start MATERIAL

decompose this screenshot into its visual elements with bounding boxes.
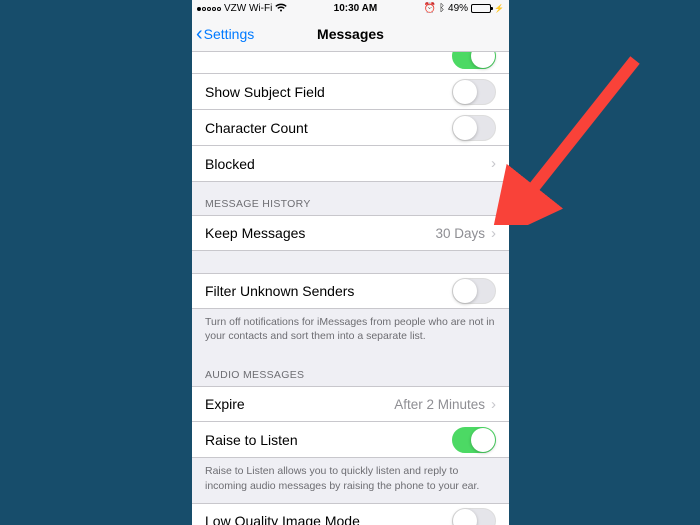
- footer-filter-unknown: Turn off notifications for iMessages fro…: [192, 309, 509, 353]
- chevron-left-icon: ‹: [196, 24, 203, 44]
- row-label: Raise to Listen: [205, 432, 298, 448]
- status-bar: VZW Wi-Fi 10:30 AM ⏰ ᛒ 49% ⚡: [192, 0, 509, 17]
- toggle-character-count[interactable]: [452, 115, 496, 141]
- row-character-count[interactable]: Character Count: [192, 110, 509, 146]
- toggle-show-subject[interactable]: [452, 79, 496, 105]
- row-raise-to-listen[interactable]: Raise to Listen: [192, 422, 509, 458]
- status-right: ⏰ ᛒ 49% ⚡: [424, 3, 504, 14]
- row-filter-unknown[interactable]: Filter Unknown Senders: [192, 273, 509, 309]
- back-button[interactable]: ‹ Settings: [192, 24, 254, 44]
- row-group-messaging[interactable]: Group Messaging: [192, 52, 509, 74]
- row-low-quality[interactable]: Low Quality Image Mode: [192, 503, 509, 525]
- toggle-raise-to-listen[interactable]: [452, 427, 496, 453]
- row-label: Low Quality Image Mode: [205, 513, 360, 525]
- row-value: After 2 Minutes: [394, 397, 485, 412]
- row-label: Character Count: [205, 120, 308, 136]
- row-value: 30 Days: [435, 226, 485, 241]
- section-message-history: MESSAGE HISTORY: [192, 182, 509, 215]
- annotation-arrow: [490, 55, 640, 225]
- section-audio-messages: AUDIO MESSAGES: [192, 353, 509, 386]
- carrier-label: VZW Wi-Fi: [224, 3, 272, 14]
- battery-icon: [471, 4, 491, 13]
- wifi-icon: [275, 3, 287, 15]
- chevron-right-icon: ›: [491, 155, 496, 172]
- settings-content[interactable]: Group Messaging Show Subject Field Chara…: [192, 52, 509, 525]
- row-label: Show Subject Field: [205, 84, 325, 100]
- bluetooth-icon: ᛒ: [439, 3, 445, 14]
- toggle-low-quality[interactable]: [452, 508, 496, 525]
- nav-bar: ‹ Settings Messages: [192, 17, 509, 52]
- row-show-subject[interactable]: Show Subject Field: [192, 74, 509, 110]
- row-keep-messages[interactable]: Keep Messages 30 Days ›: [192, 215, 509, 251]
- row-label: Keep Messages: [205, 225, 305, 241]
- row-label: Expire: [205, 396, 245, 412]
- row-label: Filter Unknown Senders: [205, 283, 354, 299]
- charging-icon: ⚡: [494, 4, 504, 13]
- chevron-right-icon: ›: [491, 225, 496, 242]
- back-label: Settings: [204, 26, 255, 42]
- alarm-icon: ⏰: [424, 3, 436, 14]
- signal-dots: [197, 7, 221, 11]
- phone-screen: VZW Wi-Fi 10:30 AM ⏰ ᛒ 49% ⚡ ‹ Settings …: [192, 0, 509, 525]
- battery-pct: 49%: [448, 3, 468, 14]
- row-expire[interactable]: Expire After 2 Minutes ›: [192, 386, 509, 422]
- status-time: 10:30 AM: [334, 3, 378, 14]
- row-label: Blocked: [205, 156, 255, 172]
- footer-raise-to-listen: Raise to Listen allows you to quickly li…: [192, 458, 509, 502]
- toggle-group-messaging[interactable]: [452, 52, 496, 69]
- chevron-right-icon: ›: [491, 396, 496, 413]
- spacer: [192, 251, 509, 273]
- status-left: VZW Wi-Fi: [197, 3, 287, 15]
- row-blocked[interactable]: Blocked ›: [192, 146, 509, 182]
- toggle-filter-unknown[interactable]: [452, 278, 496, 304]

end MATERIAL

* EXERCISE DIRECTIONS *
Change "30 Days" to "1 Year" throughout the entries above, and give all their lines again with nothing else altered. Leave out the pictures.

* WRITTEN RESPONSE *
decompose this screenshot into its visual elements with bounding boxes.
- footer-filter-unknown: Turn off notifications for iMessages fro…: [192, 309, 509, 353]
- chevron-left-icon: ‹: [196, 24, 203, 44]
- row-label: Raise to Listen: [205, 432, 298, 448]
- status-bar: VZW Wi-Fi 10:30 AM ⏰ ᛒ 49% ⚡: [192, 0, 509, 17]
- toggle-character-count[interactable]: [452, 115, 496, 141]
- row-character-count[interactable]: Character Count: [192, 110, 509, 146]
- toggle-show-subject[interactable]: [452, 79, 496, 105]
- row-raise-to-listen[interactable]: Raise to Listen: [192, 422, 509, 458]
- status-right: ⏰ ᛒ 49% ⚡: [424, 3, 504, 14]
- row-filter-unknown[interactable]: Filter Unknown Senders: [192, 273, 509, 309]
- back-button[interactable]: ‹ Settings: [192, 24, 254, 44]
- row-group-messaging[interactable]: Group Messaging: [192, 52, 509, 74]
- row-low-quality[interactable]: Low Quality Image Mode: [192, 503, 509, 525]
- toggle-raise-to-listen[interactable]: [452, 427, 496, 453]
- row-label: Low Quality Image Mode: [205, 513, 360, 525]
- row-value: After 2 Minutes: [394, 397, 485, 412]
- row-label: Character Count: [205, 120, 308, 136]
- row-value: 1 Year: [435, 226, 485, 241]
- section-message-history: MESSAGE HISTORY: [192, 182, 509, 215]
- annotation-arrow: [490, 55, 640, 225]
- section-audio-messages: AUDIO MESSAGES: [192, 353, 509, 386]
- carrier-label: VZW Wi-Fi: [224, 3, 272, 14]
- battery-icon: [471, 4, 491, 13]
- wifi-icon: [275, 3, 287, 15]
- chevron-right-icon: ›: [491, 155, 496, 172]
- settings-content[interactable]: Group Messaging Show Subject Field Chara…: [192, 52, 509, 525]
- row-label: Show Subject Field: [205, 84, 325, 100]
- bluetooth-icon: ᛒ: [439, 3, 445, 14]
- toggle-low-quality[interactable]: [452, 508, 496, 525]
- nav-bar: ‹ Settings Messages: [192, 17, 509, 52]
- row-show-subject[interactable]: Show Subject Field: [192, 74, 509, 110]
- row-keep-messages[interactable]: Keep Messages 1 Year ›: [192, 215, 509, 251]
- row-label: Keep Messages: [205, 225, 305, 241]
- row-label: Expire: [205, 396, 245, 412]
- row-label: Filter Unknown Senders: [205, 283, 354, 299]
- charging-icon: ⚡: [494, 4, 504, 13]
- chevron-right-icon: ›: [491, 225, 496, 242]
- back-label: Settings: [204, 26, 255, 42]
- alarm-icon: ⏰: [424, 3, 436, 14]
- signal-dots: [197, 7, 221, 11]
- phone-screen: VZW Wi-Fi 10:30 AM ⏰ ᛒ 49% ⚡ ‹ Settings …: [192, 0, 509, 525]
- battery-pct: 49%: [448, 3, 468, 14]
- row-expire[interactable]: Expire After 2 Minutes ›: [192, 386, 509, 422]
- status-time: 10:30 AM: [334, 3, 378, 14]
- row-label: Blocked: [205, 156, 255, 172]
- footer-raise-to-listen: Raise to Listen allows you to quickly li…: [192, 458, 509, 502]
- toggle-group-messaging[interactable]: [452, 52, 496, 69]
- chevron-right-icon: ›: [491, 396, 496, 413]
- spacer: [192, 251, 509, 273]
- status-left: VZW Wi-Fi: [197, 3, 287, 15]
- row-blocked[interactable]: Blocked ›: [192, 146, 509, 182]
- toggle-filter-unknown[interactable]: [452, 278, 496, 304]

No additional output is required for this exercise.